▸ Goal
Give every line from the entries that contains "this".

--

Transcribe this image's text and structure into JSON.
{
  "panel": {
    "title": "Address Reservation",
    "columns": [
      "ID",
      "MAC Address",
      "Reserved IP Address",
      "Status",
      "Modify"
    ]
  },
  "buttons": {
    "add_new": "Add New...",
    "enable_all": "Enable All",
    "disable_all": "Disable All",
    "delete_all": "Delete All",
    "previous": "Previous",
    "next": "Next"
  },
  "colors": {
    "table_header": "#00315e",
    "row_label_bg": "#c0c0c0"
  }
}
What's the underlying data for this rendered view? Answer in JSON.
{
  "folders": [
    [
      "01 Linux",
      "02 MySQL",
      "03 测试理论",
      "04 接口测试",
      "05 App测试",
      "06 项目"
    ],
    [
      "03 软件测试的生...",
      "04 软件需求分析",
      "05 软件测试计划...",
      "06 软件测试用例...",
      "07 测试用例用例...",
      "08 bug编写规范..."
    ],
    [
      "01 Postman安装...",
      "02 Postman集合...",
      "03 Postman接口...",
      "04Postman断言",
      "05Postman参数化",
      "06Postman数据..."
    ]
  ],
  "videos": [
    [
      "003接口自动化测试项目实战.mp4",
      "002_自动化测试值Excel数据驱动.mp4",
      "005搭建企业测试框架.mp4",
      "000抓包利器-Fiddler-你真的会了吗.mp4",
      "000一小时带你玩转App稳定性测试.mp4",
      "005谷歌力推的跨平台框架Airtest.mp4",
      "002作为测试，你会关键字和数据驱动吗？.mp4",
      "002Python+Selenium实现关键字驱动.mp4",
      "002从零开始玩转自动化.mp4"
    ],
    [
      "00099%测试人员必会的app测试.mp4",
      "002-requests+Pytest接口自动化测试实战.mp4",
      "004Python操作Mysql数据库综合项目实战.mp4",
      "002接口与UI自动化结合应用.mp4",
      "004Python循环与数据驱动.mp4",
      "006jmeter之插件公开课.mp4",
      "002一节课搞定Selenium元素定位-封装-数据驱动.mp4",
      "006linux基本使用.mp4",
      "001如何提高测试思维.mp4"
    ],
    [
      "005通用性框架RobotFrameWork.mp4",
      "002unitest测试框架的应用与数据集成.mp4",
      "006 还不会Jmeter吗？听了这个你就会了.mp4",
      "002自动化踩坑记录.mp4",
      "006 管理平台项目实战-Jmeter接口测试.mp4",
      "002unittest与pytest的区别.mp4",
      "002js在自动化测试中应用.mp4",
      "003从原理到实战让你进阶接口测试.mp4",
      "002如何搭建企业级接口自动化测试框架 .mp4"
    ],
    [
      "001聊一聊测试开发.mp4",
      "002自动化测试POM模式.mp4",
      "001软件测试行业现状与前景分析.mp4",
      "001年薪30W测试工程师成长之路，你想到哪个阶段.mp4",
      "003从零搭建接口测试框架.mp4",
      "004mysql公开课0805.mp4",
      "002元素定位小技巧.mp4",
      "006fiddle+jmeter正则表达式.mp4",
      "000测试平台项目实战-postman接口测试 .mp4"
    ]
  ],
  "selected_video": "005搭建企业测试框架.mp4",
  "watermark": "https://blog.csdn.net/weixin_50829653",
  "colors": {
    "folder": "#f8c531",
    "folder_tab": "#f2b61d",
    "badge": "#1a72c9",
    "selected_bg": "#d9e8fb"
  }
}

--

▸ Written response
Transcribe this image's text and structure into JSON.
What's the underlying data for this rendered view? Answer in JSON.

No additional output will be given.